Frequently Asked Questions

Q: What data was allegedly taken from the Social Security Administration? A: The Numident database and the Master Death File — together covering more than 500 million living and deceased Americans — containing Social Security numbers, birth dates, citizenship status, race and ethnicity, and parental information.

Q: Is this confirmed, or still under investigation? A: As of March 2026, the SSA inspector general has opened a formal investigation. The former employee and SSA deny the allegations. Separately, the DOJ has confirmed in court filings that DOGE employees at SSA did engage in broader unauthorized data-sharing practices — so the thumb drive allegation sits within a documented pattern of misconduct.

Q: What laws were potentially broken? A: The Privacy Act of 1974, FISMA, the Federal Records Act, and potentially the Hatch Act. Privacy Act criminal violations carry up to $5,000 in fines and one year imprisonment. Civil liability for affected individuals is also a possible avenue.

Q: Why does the Voter Data Agreement matter separately from the thumb drive story? A: Because it demonstrates that SSA data was explicitly directed toward a partisan political purpose — comparing voter rolls against federal records to challenge election outcomes — by someone acting in an official government capacity. This is a Hatch Act violation on its face, and it shows that the thumb drive allegation is not an isolated incident but part of a broader governance breakdown.

Q: What should affected Americans expect to be able to do? A: Very little, practically speaking. The Privacy Act allows civil suits for damages from unlawful disclosure, but these require proving the violation and establishing harm — a high bar. There is no mechanism to “recall” data once it has been copied. The more realistic protective measures are downstream: fraud monitoring, credit freezes, and regulatory reforms that close the access-control and offboarding gaps that made this possible.


Footnotes

  1. Washington Post, “DOGE member took Social Security data on a thumb drive, whistleblower alleges,” March 10, 2026.

  2. TechCrunch, “DOGE employee stole Social Security data and put it on a thumb drive, report says,” March 10, 2026.

  3. Federal News Network, “Social Security watchdog opens probe into alleged misuse of data by ex-DOGE employee,” March 2026.

  4. Inc., “‘Worst-Case Scenario’: Ex-DOGE Engineer With ‘God-Level Access’ Accused of Taking Social Security Data on 500 Million Americans,” March 2026.

  5. EPIC, “The Privacy Act of 1974,” epic.org/the-privacy-act-of-1974/.

  6. NPR, “How DOGE improperly accessed and shared Social Security data,” January 23, 2026.

  7. Democracy Docket, “Did DOGE sign a ‘voter data agreement’ with election deniers True the Vote?,” 2026.

  8. Wikipedia, “US federal agencies targeted by DOGE,” en.wikipedia.org/wiki/US_federal_agencies_targeted_by_DOGE.

  9. Senate HSGAC, Democratic Report on DOGE Data Activities, September 2025.

  10. FedScoop, “Dozens of lawmakers question DOGE’s use of AI,” 2025.

  11. Government Accountability Project, “DOJ Issues Corrections Validating Whistleblower’s Claim of DOGE Mismanagement at Social Security Administration,” 2026.

  12. FedScoop, “DOGE likely violated order on Social Security data, court filing shows,” 2026.

_ _ _ _ _ _ _

**Complete the following:**
#1 Which laws does the Social Security data FAQ name as potentially broken?
#2 Please reproduce the stretch of the Social Security data FAQ from "Q: What data" through "pattern of misconduct.".
The items after this FAQ come from a different source.

**Dataset excerpts:**

_ _ _ _ _ _ _

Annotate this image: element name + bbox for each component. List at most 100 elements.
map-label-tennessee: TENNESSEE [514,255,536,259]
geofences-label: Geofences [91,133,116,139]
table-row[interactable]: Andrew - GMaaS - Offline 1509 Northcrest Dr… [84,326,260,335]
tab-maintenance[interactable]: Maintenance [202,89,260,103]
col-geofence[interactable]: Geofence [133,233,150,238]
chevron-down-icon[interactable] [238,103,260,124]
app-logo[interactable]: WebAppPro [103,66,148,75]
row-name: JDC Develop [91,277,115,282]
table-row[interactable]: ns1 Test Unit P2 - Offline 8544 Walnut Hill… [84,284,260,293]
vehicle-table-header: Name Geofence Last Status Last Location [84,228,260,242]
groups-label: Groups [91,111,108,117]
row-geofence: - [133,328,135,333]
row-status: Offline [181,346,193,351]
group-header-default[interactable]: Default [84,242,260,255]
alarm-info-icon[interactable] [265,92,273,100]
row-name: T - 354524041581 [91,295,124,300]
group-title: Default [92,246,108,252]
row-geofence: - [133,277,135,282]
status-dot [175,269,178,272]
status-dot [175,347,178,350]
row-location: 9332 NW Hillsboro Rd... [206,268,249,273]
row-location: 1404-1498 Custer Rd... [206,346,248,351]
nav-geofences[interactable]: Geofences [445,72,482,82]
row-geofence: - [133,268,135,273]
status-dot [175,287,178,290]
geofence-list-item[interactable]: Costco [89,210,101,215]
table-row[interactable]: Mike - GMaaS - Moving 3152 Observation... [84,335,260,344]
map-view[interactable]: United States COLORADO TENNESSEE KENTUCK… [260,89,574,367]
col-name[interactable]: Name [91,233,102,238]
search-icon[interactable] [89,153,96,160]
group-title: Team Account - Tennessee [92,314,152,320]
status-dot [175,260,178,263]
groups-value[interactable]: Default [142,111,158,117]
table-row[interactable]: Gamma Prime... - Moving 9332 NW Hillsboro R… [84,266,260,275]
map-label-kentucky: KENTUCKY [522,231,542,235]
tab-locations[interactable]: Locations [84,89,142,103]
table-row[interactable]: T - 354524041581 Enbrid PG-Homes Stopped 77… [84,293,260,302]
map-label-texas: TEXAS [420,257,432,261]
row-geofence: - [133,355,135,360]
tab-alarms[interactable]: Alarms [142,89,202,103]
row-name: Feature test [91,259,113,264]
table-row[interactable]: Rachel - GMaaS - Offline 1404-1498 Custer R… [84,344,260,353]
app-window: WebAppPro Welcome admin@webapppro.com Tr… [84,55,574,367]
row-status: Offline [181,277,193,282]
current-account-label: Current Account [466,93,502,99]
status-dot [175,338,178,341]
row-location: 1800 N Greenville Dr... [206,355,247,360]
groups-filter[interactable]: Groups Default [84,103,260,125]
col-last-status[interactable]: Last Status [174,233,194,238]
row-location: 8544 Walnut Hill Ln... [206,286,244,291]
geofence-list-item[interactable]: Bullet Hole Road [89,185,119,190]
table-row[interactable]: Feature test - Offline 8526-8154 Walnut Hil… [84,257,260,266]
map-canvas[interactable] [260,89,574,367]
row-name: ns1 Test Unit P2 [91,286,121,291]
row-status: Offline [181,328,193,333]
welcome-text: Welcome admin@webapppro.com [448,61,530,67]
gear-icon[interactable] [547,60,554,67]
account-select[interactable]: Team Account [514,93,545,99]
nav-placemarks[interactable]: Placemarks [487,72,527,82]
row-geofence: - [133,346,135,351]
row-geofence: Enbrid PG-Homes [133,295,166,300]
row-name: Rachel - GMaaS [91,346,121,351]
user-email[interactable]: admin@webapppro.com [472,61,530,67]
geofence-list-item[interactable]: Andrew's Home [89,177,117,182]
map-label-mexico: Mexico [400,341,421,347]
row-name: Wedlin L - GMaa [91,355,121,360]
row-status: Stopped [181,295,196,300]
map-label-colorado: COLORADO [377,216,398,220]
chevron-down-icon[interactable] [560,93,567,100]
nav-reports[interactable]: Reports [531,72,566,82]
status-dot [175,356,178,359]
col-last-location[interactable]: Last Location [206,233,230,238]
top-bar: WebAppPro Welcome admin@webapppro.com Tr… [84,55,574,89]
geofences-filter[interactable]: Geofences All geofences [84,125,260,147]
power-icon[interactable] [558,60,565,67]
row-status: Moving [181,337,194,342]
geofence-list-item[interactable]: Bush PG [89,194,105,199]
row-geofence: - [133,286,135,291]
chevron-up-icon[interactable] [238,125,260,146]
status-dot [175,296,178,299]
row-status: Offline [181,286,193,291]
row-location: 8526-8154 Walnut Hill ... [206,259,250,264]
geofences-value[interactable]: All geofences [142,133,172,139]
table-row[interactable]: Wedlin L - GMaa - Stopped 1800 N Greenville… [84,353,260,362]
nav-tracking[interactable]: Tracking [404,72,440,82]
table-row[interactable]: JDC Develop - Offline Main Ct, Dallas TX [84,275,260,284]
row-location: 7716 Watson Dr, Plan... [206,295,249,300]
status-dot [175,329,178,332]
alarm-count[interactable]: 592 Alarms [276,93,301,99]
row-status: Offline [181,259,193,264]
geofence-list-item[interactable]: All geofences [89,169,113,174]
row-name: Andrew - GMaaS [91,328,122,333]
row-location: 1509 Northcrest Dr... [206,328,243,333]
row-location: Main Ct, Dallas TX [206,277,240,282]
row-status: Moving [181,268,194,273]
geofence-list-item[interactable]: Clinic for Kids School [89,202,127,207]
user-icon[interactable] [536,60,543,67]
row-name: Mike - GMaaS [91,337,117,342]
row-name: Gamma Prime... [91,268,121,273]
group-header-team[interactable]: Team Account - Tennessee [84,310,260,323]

_ _ _ _ _ _ _

**Answers to the tasks:**
#1
The Privacy Act of 1974
FISMA
The Federal Records Act
The Hatch Act

#2
Q: What data was allegedly taken from the Social Security Administration? A: The Numident database and the Master Death File — together covering more than 500 million living and deceased Americans — containing Social Security numbers, birth dates, citizenship status, race and ethnicity, and parental information.

Q: Is this confirmed, or still under investigation? A: As of March 2026, the SSA inspector general has opened a formal investigation. The former employee and SSA deny the allegations. Separately, the DOJ has confirmed in court filings that DOGE employees at SSA did engage in broader unauthorized data-sharing practices — so the thumb drive allegation sits within a documented pattern of misconduct.